→ Exercise prompt
Print the entries that appear below, exactly as written and without their pictures.

→ Data to use
————

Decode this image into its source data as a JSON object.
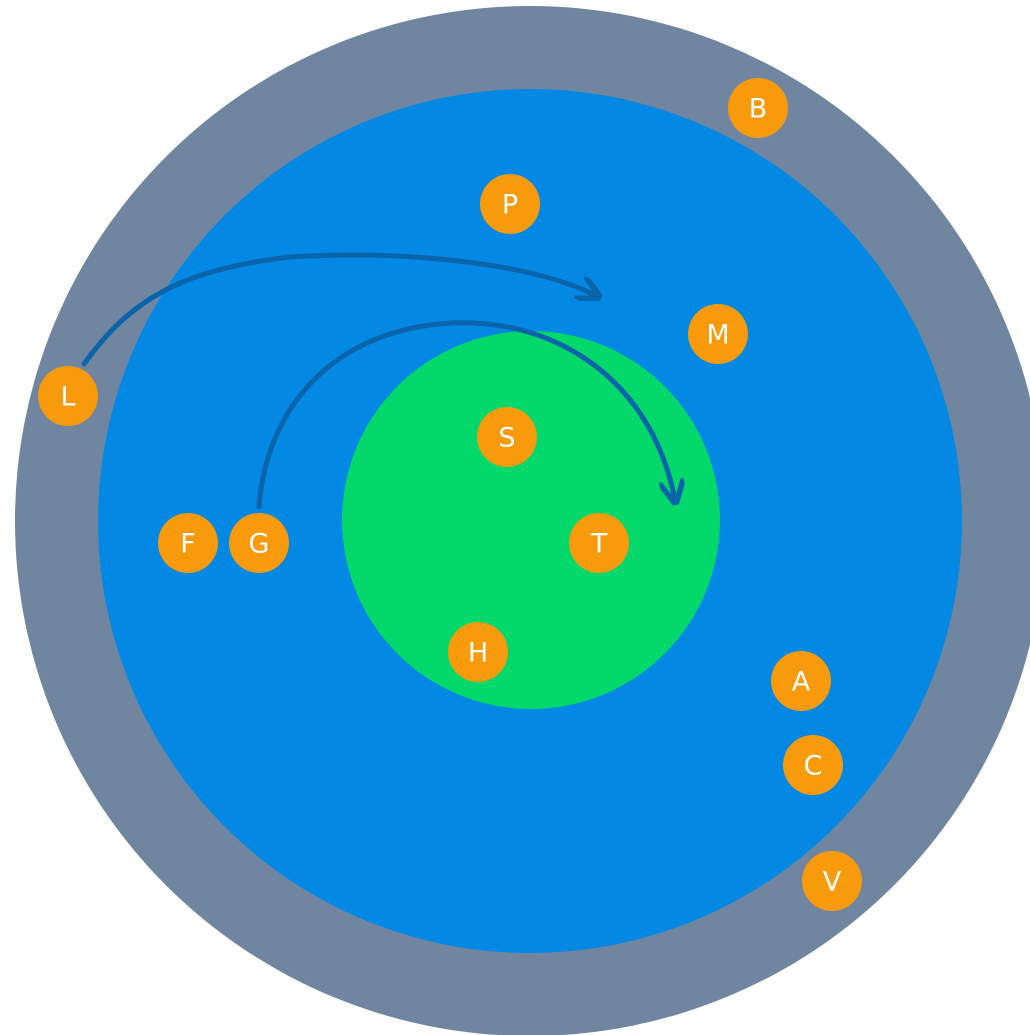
{
  "colors": {
    "outer_ring": "#7086a0",
    "middle_disc": "#0388e4",
    "inner_disc": "#02d96a",
    "node_fill": "#f79a0c",
    "node_text": "#ffffff",
    "arrow": "#0a64aa"
  },
  "nodes": [
    {
      "id": "B",
      "label": "B"
    },
    {
      "id": "P",
      "label": "P"
    },
    {
      "id": "M",
      "label": "M"
    },
    {
      "id": "L",
      "label": "L"
    },
    {
      "id": "S",
      "label": "S"
    },
    {
      "id": "F",
      "label": "F"
    },
    {
      "id": "G",
      "label": "G"
    },
    {
      "id": "T",
      "label": "T"
    },
    {
      "id": "H",
      "label": "H"
    },
    {
      "id": "A",
      "label": "A"
    },
    {
      "id": "C",
      "label": "C"
    },
    {
      "id": "V",
      "label": "V"
    }
  ],
  "arrows": [
    {
      "from": "L"
    },
    {
      "from": "G"
    }
  ]
}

————

→ Response to this task
Decode this image into its source data as a JSON object.
{
  "colors": {
    "outer_ring": "#7086a0",
    "middle_disc": "#0388e4",
    "inner_disc": "#02d96a",
    "node_fill": "#f79a0c",
    "node_text": "#ffffff",
    "arrow": "#0a64aa"
  },
  "nodes": [
    {
      "id": "B",
      "label": "B"
    },
    {
      "id": "P",
      "label": "P"
    },
    {
      "id": "M",
      "label": "M"
    },
    {
      "id": "L",
      "label": "L"
    },
    {
      "id": "S",
      "label": "S"
    },
    {
      "id": "F",
      "label": "F"
    },
    {
      "id": "G",
      "label": "G"
    },
    {
      "id": "T",
      "label": "T"
    },
    {
      "id": "H",
      "label": "H"
    },
    {
      "id": "A",
      "label": "A"
    },
    {
      "id": "C",
      "label": "C"
    },
    {
      "id": "V",
      "label": "V"
    }
  ],
  "arrows": [
    {
      "from": "L"
    },
    {
      "from": "G"
    }
  ]
}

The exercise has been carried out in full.